[Begin Given entries]

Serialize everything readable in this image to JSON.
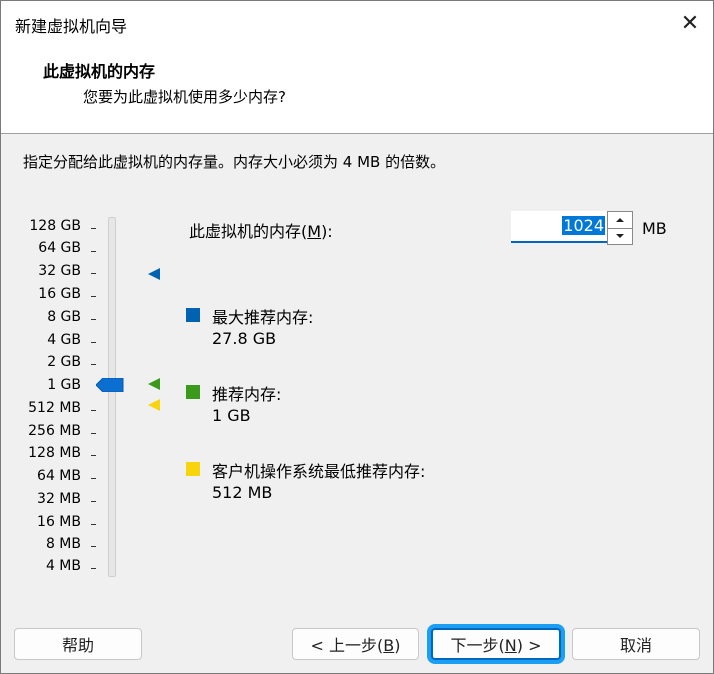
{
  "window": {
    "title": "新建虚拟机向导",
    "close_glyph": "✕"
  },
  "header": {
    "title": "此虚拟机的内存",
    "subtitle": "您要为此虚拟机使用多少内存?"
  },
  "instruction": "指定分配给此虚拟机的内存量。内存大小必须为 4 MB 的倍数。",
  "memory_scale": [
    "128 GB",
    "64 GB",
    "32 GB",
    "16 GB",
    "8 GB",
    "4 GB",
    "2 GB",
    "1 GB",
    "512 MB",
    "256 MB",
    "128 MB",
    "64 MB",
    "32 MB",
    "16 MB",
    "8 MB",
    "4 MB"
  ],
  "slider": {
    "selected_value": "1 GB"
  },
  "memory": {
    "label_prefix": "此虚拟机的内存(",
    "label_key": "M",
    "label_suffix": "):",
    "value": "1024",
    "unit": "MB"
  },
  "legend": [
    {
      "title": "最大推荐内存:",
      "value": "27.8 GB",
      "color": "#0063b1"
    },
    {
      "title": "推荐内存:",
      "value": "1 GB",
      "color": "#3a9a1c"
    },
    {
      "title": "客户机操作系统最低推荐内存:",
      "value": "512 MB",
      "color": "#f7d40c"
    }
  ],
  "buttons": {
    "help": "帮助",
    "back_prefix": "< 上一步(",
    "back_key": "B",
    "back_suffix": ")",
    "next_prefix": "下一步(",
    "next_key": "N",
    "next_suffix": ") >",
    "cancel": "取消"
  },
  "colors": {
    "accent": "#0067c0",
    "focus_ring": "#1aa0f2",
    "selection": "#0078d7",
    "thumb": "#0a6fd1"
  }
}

[End Given entries]
[Begin Given entries]

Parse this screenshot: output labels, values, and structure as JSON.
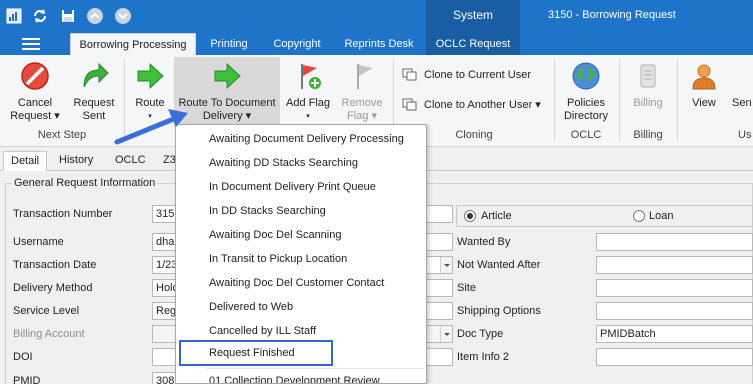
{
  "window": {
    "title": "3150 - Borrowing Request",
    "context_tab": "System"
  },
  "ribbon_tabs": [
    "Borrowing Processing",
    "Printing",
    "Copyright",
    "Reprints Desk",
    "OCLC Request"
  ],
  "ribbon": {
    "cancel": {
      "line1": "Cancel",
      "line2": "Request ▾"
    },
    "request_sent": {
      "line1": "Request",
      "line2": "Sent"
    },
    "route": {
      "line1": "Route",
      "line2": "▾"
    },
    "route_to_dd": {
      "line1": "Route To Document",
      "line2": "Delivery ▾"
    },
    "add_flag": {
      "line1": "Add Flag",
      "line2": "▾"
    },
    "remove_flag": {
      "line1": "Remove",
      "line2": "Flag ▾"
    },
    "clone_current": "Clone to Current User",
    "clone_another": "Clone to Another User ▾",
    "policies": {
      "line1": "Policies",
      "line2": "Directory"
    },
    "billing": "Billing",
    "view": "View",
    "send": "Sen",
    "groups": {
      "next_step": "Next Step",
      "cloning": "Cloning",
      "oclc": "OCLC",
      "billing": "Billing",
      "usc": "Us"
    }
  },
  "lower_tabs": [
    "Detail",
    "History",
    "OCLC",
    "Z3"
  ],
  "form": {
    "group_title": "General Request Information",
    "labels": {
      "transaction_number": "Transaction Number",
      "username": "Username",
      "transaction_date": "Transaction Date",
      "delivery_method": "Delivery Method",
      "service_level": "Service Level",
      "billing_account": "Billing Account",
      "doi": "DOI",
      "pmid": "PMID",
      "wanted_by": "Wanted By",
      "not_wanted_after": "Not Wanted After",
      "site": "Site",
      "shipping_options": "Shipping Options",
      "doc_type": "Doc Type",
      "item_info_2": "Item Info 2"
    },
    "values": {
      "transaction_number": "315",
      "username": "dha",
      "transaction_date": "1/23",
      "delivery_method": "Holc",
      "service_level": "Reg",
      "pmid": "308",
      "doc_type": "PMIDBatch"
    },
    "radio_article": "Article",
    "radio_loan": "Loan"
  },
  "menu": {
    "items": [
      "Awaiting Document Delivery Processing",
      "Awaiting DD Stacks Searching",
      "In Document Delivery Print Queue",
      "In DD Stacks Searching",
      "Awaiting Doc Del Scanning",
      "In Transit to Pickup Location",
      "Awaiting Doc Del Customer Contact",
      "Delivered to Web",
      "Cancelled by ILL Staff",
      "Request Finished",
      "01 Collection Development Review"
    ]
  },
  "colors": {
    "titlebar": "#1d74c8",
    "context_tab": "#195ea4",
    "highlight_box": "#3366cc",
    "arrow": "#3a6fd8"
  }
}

[End Given entries]

● Problem details: Locate and copy each line in the data above that includes the word "Billing".

● Correct result:
    "billing": "Billing",
      "billing": "Billing",
      "billing_account": "Billing Account",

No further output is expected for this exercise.